[START]

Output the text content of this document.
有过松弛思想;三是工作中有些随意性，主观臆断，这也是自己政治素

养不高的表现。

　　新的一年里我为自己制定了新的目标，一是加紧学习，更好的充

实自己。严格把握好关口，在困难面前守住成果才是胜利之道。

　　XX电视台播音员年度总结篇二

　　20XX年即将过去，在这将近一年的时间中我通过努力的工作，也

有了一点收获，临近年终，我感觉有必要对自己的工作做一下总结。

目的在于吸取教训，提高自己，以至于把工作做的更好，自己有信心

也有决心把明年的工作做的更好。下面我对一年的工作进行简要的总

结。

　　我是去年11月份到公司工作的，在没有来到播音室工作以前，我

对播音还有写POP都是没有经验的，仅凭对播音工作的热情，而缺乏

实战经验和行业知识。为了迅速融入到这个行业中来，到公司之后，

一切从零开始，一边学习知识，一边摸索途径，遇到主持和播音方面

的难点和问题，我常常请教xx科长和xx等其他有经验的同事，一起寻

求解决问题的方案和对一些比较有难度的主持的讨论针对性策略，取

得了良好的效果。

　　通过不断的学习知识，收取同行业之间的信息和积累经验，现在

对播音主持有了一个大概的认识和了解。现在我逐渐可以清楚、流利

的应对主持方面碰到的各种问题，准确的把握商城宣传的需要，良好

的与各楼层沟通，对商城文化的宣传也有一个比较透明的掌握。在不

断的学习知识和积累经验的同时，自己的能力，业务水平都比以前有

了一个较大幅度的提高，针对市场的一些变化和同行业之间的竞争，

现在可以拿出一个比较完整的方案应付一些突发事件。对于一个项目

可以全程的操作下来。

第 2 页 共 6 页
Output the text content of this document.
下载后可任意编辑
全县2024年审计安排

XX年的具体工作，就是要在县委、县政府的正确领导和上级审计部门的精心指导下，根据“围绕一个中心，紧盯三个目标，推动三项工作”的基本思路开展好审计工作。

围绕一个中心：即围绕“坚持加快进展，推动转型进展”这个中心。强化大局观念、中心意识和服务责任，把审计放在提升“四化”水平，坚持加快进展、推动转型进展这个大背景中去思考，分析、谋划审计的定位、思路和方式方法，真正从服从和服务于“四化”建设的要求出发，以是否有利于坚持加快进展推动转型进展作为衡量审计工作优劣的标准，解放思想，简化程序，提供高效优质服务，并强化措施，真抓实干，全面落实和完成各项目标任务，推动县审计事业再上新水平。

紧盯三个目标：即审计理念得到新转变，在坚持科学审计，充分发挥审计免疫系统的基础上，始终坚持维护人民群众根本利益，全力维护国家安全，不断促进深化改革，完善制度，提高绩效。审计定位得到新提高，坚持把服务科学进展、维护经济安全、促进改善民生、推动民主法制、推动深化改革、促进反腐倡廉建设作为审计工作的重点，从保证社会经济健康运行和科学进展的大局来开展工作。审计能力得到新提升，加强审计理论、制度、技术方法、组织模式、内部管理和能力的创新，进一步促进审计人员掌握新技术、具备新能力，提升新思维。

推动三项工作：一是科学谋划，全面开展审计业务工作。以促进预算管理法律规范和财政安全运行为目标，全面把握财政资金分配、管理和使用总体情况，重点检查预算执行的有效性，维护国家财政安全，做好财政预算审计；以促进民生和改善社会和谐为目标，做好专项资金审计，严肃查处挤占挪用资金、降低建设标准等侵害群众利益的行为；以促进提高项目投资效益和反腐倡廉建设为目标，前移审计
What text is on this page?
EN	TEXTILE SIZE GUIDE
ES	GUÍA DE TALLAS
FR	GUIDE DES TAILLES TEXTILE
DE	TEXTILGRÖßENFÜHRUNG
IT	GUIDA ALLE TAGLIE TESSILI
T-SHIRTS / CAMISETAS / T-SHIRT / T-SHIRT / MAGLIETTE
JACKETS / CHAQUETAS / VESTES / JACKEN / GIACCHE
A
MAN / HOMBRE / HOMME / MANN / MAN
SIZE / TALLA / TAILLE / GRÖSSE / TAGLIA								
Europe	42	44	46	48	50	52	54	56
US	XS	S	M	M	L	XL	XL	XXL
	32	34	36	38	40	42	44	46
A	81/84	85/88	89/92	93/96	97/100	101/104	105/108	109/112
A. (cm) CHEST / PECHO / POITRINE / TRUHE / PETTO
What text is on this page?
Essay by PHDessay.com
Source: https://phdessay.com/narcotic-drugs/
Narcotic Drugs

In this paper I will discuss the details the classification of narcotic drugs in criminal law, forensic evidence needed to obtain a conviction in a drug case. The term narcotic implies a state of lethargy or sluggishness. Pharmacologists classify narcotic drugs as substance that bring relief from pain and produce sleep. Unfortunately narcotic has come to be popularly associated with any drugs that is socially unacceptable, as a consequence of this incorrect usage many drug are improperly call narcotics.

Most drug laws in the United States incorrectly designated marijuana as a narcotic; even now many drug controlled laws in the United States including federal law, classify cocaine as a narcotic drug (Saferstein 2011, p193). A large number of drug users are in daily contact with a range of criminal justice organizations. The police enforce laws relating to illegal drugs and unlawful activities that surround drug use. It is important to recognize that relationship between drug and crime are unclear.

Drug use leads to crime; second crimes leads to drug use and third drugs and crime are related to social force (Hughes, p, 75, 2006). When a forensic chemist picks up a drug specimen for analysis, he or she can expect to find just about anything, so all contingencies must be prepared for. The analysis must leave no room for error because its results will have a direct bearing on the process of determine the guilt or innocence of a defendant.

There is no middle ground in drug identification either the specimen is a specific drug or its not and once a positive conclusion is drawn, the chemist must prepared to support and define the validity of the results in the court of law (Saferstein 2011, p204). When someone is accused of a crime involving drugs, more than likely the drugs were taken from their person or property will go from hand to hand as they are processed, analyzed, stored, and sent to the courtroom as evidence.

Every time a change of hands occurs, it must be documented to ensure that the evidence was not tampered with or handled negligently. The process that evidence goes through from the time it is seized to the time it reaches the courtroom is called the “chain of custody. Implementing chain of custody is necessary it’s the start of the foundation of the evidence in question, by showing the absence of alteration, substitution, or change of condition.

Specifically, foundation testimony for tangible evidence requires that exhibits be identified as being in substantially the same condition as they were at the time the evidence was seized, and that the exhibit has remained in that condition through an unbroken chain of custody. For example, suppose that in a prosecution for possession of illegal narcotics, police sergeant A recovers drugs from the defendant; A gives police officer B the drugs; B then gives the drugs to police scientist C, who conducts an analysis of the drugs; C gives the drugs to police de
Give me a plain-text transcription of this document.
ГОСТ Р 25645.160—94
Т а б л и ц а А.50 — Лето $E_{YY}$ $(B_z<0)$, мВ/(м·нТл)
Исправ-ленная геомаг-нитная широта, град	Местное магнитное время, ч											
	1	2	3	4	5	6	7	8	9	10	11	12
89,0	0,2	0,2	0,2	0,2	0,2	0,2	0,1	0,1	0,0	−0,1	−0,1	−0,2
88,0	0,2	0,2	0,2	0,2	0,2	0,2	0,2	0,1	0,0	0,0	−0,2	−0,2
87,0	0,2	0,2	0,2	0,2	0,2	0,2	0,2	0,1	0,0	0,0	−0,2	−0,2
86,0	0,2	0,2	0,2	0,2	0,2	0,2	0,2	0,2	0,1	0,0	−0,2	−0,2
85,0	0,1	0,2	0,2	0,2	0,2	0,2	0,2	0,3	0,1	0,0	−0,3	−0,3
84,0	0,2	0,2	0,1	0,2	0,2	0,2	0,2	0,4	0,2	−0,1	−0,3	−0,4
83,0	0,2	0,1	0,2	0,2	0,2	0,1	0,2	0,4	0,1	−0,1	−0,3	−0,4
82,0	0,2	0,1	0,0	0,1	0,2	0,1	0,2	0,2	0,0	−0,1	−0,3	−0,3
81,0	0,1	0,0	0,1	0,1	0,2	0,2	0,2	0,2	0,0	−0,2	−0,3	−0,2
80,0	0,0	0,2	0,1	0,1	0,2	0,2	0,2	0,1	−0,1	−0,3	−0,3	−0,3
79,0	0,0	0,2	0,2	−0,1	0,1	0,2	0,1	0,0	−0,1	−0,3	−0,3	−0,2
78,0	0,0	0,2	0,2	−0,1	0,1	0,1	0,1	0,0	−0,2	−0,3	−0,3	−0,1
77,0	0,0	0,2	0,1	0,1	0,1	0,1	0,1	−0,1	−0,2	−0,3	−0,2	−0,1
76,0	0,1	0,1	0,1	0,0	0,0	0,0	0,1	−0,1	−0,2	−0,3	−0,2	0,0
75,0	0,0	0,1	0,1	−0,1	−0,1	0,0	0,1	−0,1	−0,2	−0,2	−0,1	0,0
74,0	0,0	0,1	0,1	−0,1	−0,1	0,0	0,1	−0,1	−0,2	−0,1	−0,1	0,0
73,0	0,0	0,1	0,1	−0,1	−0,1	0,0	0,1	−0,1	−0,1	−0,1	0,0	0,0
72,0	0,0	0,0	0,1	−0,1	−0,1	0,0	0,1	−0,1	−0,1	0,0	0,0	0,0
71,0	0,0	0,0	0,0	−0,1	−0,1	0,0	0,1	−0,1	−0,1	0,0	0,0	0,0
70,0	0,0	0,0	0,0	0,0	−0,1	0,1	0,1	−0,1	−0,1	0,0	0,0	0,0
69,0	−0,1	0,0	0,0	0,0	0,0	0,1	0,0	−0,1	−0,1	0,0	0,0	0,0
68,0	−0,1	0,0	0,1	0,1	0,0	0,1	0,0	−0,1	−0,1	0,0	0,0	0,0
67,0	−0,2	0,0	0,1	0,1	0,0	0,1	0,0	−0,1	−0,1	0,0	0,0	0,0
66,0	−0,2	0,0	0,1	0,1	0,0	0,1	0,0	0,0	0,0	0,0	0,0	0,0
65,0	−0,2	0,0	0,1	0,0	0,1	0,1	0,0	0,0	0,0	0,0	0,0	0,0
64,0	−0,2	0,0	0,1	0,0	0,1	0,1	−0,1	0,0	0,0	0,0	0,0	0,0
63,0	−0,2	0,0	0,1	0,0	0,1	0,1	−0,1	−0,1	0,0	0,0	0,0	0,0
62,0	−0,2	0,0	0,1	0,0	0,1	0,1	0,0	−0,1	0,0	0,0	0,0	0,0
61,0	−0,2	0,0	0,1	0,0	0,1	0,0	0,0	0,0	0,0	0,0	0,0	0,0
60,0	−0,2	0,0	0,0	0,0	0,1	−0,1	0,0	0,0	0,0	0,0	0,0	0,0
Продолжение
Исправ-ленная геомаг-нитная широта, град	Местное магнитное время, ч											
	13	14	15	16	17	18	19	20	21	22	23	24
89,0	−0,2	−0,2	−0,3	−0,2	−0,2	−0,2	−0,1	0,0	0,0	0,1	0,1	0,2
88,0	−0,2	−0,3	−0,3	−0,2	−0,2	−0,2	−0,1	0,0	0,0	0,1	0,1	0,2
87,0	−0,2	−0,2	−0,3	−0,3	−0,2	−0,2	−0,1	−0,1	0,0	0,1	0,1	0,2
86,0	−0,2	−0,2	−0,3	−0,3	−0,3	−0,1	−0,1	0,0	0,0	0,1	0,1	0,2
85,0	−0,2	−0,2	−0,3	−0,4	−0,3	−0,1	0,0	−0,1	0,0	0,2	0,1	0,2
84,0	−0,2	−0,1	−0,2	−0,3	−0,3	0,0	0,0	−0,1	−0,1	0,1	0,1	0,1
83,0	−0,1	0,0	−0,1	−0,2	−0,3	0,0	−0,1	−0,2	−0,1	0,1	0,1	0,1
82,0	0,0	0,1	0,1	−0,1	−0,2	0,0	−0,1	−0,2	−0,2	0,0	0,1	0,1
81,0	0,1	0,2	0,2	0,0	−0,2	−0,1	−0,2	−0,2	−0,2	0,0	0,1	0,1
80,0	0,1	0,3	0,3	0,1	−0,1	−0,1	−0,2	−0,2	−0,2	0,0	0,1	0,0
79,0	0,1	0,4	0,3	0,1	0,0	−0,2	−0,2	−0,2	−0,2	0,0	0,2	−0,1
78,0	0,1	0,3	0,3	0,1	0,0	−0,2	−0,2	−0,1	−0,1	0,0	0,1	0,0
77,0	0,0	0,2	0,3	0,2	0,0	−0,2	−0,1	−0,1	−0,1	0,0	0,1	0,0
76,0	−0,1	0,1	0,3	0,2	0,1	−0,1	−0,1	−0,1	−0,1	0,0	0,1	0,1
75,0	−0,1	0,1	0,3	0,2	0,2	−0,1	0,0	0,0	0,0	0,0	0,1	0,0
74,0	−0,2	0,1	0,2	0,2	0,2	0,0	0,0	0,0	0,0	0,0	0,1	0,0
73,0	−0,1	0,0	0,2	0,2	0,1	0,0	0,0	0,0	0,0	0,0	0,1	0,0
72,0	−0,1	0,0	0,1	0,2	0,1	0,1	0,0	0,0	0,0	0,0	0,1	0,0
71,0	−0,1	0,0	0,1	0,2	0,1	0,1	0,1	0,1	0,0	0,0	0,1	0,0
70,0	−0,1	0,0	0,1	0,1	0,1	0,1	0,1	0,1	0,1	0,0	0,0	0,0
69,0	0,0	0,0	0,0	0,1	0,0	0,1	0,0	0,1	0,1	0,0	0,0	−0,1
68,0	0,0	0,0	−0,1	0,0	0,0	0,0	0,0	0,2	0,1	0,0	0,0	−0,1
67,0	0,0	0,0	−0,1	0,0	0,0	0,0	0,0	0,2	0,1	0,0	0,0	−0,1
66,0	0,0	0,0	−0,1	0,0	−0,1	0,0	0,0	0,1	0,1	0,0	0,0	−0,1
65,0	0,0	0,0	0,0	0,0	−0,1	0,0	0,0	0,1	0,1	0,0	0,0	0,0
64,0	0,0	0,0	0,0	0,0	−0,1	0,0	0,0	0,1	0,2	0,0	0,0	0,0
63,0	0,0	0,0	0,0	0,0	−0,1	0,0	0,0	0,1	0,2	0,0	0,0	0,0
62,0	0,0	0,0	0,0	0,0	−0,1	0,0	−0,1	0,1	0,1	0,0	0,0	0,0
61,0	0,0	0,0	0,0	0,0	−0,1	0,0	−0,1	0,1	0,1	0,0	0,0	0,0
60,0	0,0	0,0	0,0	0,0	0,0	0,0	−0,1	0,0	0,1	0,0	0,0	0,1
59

[END]

**Task description:**
Report only how many lines in the records contain the word "推动三项工作".

**Result:**
2